**Listed entries**
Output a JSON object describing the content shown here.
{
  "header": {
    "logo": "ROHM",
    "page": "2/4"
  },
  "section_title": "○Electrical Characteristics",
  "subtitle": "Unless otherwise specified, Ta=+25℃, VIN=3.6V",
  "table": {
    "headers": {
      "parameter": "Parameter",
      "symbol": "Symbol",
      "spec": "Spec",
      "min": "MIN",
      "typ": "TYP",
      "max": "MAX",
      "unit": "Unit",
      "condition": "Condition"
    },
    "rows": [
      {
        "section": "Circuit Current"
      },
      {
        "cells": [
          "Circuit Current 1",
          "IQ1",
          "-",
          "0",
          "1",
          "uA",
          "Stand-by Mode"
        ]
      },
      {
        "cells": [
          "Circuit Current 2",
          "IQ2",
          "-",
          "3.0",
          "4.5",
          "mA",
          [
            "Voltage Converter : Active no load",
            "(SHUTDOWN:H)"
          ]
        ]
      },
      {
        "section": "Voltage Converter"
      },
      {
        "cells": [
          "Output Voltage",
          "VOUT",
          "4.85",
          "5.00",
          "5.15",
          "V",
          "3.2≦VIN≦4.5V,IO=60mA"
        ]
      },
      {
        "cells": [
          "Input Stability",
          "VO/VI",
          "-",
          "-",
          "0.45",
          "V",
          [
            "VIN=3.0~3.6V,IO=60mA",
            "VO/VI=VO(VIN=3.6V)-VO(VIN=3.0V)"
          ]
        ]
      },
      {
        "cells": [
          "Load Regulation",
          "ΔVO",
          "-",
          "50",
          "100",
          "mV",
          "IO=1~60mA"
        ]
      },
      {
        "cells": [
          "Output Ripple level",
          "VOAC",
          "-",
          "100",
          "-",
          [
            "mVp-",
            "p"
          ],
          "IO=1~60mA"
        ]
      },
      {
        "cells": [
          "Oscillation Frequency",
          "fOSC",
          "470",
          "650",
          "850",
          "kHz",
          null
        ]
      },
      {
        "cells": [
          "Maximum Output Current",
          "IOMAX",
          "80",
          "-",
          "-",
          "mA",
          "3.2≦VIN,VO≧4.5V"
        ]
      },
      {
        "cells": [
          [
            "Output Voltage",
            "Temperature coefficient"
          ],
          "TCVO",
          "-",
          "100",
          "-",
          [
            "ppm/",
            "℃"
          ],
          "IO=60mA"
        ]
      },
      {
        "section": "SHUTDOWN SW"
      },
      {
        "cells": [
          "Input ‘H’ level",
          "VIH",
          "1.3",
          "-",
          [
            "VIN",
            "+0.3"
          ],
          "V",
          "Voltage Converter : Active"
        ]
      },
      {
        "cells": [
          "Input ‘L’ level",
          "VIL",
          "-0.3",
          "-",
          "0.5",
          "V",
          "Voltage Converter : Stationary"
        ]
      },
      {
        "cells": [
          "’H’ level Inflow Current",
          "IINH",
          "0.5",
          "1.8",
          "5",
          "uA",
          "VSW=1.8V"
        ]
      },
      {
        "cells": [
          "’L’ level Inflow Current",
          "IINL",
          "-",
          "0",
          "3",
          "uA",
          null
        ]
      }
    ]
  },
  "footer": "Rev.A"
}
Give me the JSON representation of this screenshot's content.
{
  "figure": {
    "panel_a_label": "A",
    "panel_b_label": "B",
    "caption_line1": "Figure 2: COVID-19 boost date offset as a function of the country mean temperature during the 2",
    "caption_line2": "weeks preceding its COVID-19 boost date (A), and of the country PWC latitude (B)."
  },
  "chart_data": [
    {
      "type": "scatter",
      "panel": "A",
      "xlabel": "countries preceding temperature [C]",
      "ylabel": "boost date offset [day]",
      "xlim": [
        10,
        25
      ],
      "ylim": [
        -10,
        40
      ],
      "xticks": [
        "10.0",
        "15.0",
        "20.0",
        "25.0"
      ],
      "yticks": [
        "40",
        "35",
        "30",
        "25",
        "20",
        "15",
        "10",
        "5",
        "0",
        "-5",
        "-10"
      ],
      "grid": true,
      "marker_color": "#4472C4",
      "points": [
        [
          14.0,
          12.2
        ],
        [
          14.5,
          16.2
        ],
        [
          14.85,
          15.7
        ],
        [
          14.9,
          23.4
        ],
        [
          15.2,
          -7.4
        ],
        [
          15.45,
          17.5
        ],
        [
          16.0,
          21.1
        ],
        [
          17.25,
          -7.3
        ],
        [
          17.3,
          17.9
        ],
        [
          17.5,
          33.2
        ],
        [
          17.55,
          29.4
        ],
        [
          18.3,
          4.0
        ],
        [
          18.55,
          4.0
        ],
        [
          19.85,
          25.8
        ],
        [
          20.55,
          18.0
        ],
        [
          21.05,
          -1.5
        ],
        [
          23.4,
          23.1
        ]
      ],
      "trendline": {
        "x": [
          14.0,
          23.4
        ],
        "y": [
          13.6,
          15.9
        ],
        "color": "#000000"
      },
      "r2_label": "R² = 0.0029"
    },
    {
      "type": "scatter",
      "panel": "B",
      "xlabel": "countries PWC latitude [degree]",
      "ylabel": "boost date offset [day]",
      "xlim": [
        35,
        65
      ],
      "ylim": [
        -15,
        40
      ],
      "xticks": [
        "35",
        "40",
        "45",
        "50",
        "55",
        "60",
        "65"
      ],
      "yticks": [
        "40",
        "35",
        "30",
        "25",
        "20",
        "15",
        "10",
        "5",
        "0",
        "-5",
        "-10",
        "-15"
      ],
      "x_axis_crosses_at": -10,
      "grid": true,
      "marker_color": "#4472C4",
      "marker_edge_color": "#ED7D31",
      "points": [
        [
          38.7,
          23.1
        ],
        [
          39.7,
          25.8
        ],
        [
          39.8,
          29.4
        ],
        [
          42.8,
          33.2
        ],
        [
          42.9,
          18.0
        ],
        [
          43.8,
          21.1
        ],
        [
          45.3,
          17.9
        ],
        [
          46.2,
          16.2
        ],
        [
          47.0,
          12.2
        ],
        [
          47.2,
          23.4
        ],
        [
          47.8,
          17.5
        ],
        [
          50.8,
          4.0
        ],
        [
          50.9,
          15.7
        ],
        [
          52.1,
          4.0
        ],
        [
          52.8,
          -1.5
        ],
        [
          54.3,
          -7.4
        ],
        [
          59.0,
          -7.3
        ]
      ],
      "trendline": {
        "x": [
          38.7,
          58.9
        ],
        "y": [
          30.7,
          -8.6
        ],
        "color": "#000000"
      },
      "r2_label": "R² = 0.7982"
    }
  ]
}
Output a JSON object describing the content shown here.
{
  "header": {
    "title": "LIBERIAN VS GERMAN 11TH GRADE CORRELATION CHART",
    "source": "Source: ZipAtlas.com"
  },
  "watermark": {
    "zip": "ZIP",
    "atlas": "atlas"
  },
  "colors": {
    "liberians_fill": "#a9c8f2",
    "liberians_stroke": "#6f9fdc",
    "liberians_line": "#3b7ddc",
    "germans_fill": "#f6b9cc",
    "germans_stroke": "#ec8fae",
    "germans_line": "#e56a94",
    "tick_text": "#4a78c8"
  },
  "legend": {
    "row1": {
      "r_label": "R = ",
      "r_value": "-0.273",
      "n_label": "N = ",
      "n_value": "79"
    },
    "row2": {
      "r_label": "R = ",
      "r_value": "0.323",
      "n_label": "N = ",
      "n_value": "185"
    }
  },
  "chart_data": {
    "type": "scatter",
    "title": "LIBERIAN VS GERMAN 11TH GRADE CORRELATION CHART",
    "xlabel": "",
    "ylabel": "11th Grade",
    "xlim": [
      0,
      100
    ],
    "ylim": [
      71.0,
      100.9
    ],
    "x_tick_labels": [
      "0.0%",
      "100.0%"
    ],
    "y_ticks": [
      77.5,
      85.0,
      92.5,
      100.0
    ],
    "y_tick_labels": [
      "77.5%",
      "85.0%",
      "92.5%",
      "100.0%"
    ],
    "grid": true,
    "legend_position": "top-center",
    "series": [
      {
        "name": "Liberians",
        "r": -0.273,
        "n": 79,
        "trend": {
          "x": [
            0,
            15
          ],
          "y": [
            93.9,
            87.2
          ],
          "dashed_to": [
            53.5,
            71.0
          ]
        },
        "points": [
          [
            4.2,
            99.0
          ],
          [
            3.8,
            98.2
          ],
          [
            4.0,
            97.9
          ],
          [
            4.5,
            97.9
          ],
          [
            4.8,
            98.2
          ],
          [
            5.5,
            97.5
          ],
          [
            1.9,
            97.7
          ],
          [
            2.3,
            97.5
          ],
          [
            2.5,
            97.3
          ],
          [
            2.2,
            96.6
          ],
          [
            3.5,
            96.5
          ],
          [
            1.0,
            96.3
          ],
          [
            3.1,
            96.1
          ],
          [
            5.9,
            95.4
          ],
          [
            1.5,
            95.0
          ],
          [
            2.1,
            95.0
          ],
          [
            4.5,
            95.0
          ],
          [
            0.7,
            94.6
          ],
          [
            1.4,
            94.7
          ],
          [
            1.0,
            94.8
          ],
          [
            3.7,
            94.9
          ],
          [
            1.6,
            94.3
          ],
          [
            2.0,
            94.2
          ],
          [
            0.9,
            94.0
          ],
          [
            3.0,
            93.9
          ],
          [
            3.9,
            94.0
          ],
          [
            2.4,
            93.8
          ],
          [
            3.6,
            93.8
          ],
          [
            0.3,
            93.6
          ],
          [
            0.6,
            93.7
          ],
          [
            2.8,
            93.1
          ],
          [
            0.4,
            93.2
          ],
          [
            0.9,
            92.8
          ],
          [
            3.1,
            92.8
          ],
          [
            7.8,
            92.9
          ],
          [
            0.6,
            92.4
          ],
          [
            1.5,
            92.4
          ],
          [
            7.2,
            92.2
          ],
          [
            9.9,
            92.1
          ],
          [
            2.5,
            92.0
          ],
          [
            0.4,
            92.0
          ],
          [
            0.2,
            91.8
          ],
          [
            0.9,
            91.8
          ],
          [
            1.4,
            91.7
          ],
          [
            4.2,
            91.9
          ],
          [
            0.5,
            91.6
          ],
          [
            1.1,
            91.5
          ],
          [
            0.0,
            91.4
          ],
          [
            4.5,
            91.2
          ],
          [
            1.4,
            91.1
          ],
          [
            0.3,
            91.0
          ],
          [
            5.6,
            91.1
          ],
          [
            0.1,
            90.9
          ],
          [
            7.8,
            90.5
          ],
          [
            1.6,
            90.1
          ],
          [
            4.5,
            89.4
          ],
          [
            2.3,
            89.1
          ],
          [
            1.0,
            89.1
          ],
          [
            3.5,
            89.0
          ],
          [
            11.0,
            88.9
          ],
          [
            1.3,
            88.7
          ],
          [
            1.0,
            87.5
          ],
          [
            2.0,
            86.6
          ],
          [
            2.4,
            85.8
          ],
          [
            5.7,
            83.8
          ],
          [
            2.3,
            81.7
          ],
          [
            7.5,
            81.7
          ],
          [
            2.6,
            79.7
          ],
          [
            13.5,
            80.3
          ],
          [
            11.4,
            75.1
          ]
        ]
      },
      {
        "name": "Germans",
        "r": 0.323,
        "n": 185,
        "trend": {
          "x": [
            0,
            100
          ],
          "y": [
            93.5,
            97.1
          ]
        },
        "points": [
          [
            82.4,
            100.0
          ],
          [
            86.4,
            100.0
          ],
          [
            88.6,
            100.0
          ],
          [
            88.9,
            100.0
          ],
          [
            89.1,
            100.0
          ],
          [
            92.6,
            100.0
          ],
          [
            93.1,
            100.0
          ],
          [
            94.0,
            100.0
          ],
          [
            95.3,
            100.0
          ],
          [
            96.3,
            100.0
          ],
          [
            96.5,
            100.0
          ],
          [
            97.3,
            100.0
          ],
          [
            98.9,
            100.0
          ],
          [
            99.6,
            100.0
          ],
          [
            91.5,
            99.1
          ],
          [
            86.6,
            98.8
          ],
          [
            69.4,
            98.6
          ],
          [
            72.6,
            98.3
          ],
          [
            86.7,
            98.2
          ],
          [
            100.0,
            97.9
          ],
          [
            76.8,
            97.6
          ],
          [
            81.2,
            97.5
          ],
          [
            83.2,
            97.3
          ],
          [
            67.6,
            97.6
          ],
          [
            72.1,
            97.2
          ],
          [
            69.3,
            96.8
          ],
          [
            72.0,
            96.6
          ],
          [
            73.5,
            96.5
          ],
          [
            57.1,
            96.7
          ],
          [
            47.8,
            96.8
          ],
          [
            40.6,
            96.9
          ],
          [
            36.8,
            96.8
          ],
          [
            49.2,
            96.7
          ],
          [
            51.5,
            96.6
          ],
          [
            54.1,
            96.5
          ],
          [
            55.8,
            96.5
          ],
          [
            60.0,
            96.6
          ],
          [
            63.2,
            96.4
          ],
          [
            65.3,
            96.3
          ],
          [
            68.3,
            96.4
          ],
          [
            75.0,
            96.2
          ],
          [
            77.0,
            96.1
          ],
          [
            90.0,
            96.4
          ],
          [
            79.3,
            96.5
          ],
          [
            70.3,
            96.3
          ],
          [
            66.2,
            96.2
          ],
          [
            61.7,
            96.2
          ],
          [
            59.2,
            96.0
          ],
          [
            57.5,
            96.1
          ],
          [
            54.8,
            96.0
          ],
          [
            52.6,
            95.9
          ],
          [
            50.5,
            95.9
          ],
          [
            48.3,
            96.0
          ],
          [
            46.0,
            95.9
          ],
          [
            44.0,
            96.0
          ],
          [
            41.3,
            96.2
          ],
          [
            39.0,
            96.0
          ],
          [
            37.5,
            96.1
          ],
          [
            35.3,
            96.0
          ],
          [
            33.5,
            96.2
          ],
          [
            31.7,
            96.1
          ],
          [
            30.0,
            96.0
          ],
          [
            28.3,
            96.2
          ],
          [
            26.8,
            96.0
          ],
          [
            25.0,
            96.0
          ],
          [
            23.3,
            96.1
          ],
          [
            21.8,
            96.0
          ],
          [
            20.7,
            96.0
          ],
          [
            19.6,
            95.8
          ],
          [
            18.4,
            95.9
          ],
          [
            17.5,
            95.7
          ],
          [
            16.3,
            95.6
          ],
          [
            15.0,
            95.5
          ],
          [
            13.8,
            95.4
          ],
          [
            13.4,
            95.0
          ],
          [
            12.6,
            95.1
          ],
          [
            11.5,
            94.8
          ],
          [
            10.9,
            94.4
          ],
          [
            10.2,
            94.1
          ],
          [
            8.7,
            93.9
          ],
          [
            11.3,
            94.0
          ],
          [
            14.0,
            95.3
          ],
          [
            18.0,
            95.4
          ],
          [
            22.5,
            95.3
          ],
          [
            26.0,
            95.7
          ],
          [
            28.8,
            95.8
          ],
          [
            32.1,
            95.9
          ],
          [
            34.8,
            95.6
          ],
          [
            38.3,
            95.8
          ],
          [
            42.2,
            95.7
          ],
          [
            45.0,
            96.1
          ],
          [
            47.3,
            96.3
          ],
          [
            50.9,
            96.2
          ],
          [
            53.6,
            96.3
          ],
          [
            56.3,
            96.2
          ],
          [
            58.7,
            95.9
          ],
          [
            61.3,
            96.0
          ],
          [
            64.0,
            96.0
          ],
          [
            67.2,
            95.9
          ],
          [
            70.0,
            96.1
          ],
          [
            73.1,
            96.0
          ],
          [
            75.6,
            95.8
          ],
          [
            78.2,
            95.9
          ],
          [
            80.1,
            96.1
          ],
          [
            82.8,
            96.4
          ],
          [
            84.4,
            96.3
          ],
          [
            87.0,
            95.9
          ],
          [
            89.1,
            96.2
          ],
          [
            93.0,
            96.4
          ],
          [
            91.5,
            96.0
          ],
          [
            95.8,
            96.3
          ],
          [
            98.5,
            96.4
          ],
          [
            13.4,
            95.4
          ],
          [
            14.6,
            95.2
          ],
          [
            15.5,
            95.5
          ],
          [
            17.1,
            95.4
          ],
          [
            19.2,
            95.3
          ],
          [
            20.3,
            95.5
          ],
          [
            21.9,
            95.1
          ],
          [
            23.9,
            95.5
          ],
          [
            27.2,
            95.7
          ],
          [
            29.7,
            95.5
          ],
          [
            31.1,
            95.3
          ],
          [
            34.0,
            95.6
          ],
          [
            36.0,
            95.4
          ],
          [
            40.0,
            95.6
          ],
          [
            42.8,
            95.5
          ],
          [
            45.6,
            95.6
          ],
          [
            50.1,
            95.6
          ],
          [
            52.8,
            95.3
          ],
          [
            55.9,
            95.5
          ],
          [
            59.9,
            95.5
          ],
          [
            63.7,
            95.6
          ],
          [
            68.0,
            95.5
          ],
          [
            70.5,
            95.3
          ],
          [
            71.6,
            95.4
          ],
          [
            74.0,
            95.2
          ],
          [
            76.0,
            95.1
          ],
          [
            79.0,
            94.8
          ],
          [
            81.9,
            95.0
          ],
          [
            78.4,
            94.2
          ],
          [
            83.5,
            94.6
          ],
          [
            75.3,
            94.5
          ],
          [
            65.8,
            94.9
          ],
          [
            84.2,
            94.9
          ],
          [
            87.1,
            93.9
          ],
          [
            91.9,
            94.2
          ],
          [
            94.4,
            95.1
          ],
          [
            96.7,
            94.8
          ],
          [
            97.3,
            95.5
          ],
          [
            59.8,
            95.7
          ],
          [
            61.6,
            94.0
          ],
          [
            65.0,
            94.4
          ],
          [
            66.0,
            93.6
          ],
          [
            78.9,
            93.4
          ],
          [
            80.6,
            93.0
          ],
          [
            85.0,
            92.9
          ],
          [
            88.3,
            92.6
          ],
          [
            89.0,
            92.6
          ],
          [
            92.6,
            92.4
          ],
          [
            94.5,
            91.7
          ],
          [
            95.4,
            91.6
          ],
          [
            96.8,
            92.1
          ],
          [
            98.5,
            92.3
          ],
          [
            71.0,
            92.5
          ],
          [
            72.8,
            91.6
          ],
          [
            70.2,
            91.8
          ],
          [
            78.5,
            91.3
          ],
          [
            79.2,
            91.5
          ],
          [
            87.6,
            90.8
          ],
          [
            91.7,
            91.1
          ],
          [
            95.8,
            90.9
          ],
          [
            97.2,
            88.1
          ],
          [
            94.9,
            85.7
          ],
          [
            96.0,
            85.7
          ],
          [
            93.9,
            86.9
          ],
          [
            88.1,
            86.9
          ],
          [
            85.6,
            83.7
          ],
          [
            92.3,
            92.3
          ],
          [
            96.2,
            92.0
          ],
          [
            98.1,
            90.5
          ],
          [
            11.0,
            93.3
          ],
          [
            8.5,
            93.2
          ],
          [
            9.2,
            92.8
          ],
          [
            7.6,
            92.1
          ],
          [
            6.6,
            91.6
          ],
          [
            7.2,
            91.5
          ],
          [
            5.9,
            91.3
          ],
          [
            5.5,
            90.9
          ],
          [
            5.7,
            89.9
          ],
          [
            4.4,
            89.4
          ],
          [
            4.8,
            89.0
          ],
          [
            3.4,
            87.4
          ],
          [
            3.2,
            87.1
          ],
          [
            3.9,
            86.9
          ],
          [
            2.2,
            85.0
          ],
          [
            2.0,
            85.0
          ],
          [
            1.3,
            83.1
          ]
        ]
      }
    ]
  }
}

**Work to complete**
Pull out every line of the records that includes the string "COVID".

**Reply to the task**
    "caption_line1": "Figure 2: COVID-19 boost date offset as a function of the country mean temperature during the 2",
    "caption_line2": "weeks preceding its COVID-19 boost date (A), and of the country PWC latitude (B)."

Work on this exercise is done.